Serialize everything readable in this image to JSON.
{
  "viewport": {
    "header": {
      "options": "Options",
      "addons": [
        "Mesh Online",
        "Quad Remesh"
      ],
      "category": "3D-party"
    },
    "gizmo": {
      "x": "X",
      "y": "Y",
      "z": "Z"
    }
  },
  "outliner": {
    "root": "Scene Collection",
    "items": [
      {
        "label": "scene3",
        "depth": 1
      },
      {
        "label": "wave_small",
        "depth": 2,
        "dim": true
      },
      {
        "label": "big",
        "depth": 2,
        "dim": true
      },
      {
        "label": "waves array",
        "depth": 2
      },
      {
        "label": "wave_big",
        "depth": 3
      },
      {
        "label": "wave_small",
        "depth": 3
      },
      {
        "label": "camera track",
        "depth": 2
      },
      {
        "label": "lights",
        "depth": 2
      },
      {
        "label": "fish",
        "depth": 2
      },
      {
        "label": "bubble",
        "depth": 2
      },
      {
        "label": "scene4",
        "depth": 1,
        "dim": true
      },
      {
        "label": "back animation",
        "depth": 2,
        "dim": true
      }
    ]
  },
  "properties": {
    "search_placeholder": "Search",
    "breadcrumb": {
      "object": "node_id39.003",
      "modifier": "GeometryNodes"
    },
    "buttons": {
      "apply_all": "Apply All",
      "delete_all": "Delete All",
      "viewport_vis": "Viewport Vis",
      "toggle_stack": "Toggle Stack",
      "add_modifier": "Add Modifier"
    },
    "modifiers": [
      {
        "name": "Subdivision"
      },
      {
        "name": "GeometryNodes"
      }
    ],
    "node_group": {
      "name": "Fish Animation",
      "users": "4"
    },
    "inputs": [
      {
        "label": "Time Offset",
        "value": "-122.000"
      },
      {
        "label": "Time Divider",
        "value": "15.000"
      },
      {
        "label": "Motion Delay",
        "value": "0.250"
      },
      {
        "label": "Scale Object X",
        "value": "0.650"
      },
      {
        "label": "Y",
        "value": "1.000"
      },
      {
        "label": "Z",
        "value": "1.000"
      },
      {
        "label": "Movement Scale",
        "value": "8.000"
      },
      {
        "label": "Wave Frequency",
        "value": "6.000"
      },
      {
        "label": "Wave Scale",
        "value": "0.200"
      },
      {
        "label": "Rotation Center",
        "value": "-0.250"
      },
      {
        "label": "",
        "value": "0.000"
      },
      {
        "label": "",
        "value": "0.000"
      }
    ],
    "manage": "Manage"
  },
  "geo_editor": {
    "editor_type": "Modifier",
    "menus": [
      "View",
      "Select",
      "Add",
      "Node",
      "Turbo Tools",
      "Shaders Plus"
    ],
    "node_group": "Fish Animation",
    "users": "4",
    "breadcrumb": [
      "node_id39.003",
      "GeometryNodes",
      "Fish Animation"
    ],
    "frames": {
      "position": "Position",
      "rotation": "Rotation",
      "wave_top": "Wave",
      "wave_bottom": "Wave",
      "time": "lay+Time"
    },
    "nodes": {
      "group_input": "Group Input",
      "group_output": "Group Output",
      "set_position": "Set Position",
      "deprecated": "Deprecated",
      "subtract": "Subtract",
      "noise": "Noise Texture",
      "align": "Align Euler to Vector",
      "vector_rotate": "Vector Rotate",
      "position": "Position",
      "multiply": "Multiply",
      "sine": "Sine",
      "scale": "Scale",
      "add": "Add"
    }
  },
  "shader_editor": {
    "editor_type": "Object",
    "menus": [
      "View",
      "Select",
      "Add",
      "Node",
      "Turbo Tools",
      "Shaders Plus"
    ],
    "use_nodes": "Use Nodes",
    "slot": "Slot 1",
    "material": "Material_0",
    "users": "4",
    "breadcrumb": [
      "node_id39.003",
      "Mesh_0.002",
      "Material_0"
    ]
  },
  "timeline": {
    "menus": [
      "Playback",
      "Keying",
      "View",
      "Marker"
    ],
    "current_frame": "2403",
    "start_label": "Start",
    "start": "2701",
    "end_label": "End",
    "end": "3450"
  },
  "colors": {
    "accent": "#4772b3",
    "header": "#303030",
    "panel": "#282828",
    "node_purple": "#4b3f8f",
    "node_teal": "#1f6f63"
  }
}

· · ·

Each record should come back exactly as written.

> [RESULT BELOW]:
Serialize everything readable in this image to JSON.
{
  "viewport": {
    "header": {
      "options": "Options",
      "addons": [
        "Mesh Online",
        "Quad Remesh"
      ],
      "category": "3D-party"
    },
    "gizmo": {
      "x": "X",
      "y": "Y",
      "z": "Z"
    }
  },
  "outliner": {
    "root": "Scene Collection",
    "items": [
      {
        "label": "scene3",
        "depth": 1
      },
      {
        "label": "wave_small",
        "depth": 2,
        "dim": true
      },
      {
        "label": "big",
        "depth": 2,
        "dim": true
      },
      {
        "label": "waves array",
        "depth": 2
      },
      {
        "label": "wave_big",
        "depth": 3
      },
      {
        "label": "wave_small",
        "depth": 3
      },
      {
        "label": "camera track",
        "depth": 2
      },
      {
        "label": "lights",
        "depth": 2
      },
      {
        "label": "fish",
        "depth": 2
      },
      {
        "label": "bubble",
        "depth": 2
      },
      {
        "label": "scene4",
        "depth": 1,
        "dim": true
      },
      {
        "label": "back animation",
        "depth": 2,
        "dim": true
      }
    ]
  },
  "properties": {
    "search_placeholder": "Search",
    "breadcrumb": {
      "object": "node_id39.003",
      "modifier": "GeometryNodes"
    },
    "buttons": {
      "apply_all": "Apply All",
      "delete_all": "Delete All",
      "viewport_vis": "Viewport Vis",
      "toggle_stack": "Toggle Stack",
      "add_modifier": "Add Modifier"
    },
    "modifiers": [
      {
        "name": "Subdivision"
      },
      {
        "name": "GeometryNodes"
      }
    ],
    "node_group": {
      "name": "Fish Animation",
      "users": "4"
    },
    "inputs": [
      {
        "label": "Time Offset",
        "value": "-122.000"
      },
      {
        "label": "Time Divider",
        "value": "15.000"
      },
      {
        "label": "Motion Delay",
        "value": "0.250"
      },
      {
        "label": "Scale Object X",
        "value": "0.650"
      },
      {
        "label": "Y",
        "value": "1.000"
      },
      {
        "label": "Z",
        "value": "1.000"
      },
      {
        "label": "Movement Scale",
        "value": "8.000"
      },
      {
        "label": "Wave Frequency",
        "value": "6.000"
      },
      {
        "label": "Wave Scale",
        "value": "0.200"
      },
      {
        "label": "Rotation Center",
        "value": "-0.250"
      },
      {
        "label": "",
        "value": "0.000"
      },
      {
        "label": "",
        "value": "0.000"
      }
    ],
    "manage": "Manage"
  },
  "geo_editor": {
    "editor_type": "Modifier",
    "menus": [
      "View",
      "Select",
      "Add",
      "Node",
      "Turbo Tools",
      "Shaders Plus"
    ],
    "node_group": "Fish Animation",
    "users": "4",
    "breadcrumb": [
      "node_id39.003",
      "GeometryNodes",
      "Fish Animation"
    ],
    "frames": {
      "position": "Position",
      "rotation": "Rotation",
      "wave_top": "Wave",
      "wave_bottom": "Wave",
      "time": "lay+Time"
    },
    "nodes": {
      "group_input": "Group Input",
      "group_output": "Group Output",
      "set_position": "Set Position",
      "deprecated": "Deprecated",
      "subtract": "Subtract",
      "noise": "Noise Texture",
      "align": "Align Euler to Vector",
      "vector_rotate": "Vector Rotate",
      "position": "Position",
      "multiply": "Multiply",
      "sine": "Sine",
      "scale": "Scale",
      "add": "Add"
    }
  },
  "shader_editor": {
    "editor_type": "Object",
    "menus": [
      "View",
      "Select",
      "Add",
      "Node",
      "Turbo Tools",
      "Shaders Plus"
    ],
    "use_nodes": "Use Nodes",
    "slot": "Slot 1",
    "material": "Material_0",
    "users": "4",
    "breadcrumb": [
      "node_id39.003",
      "Mesh_0.002",
      "Material_0"
    ]
  },
  "timeline": {
    "menus": [
      "Playback",
      "Keying",
      "View",
      "Marker"
    ],
    "current_frame": "2403",
    "start_label": "Start",
    "start": "2701",
    "end_label": "End",
    "end": "3450"
  },
  "colors": {
    "accent": "#4772b3",
    "header": "#303030",
    "panel": "#282828",
    "node_purple": "#4b3f8f",
    "node_teal": "#1f6f63"
  }
}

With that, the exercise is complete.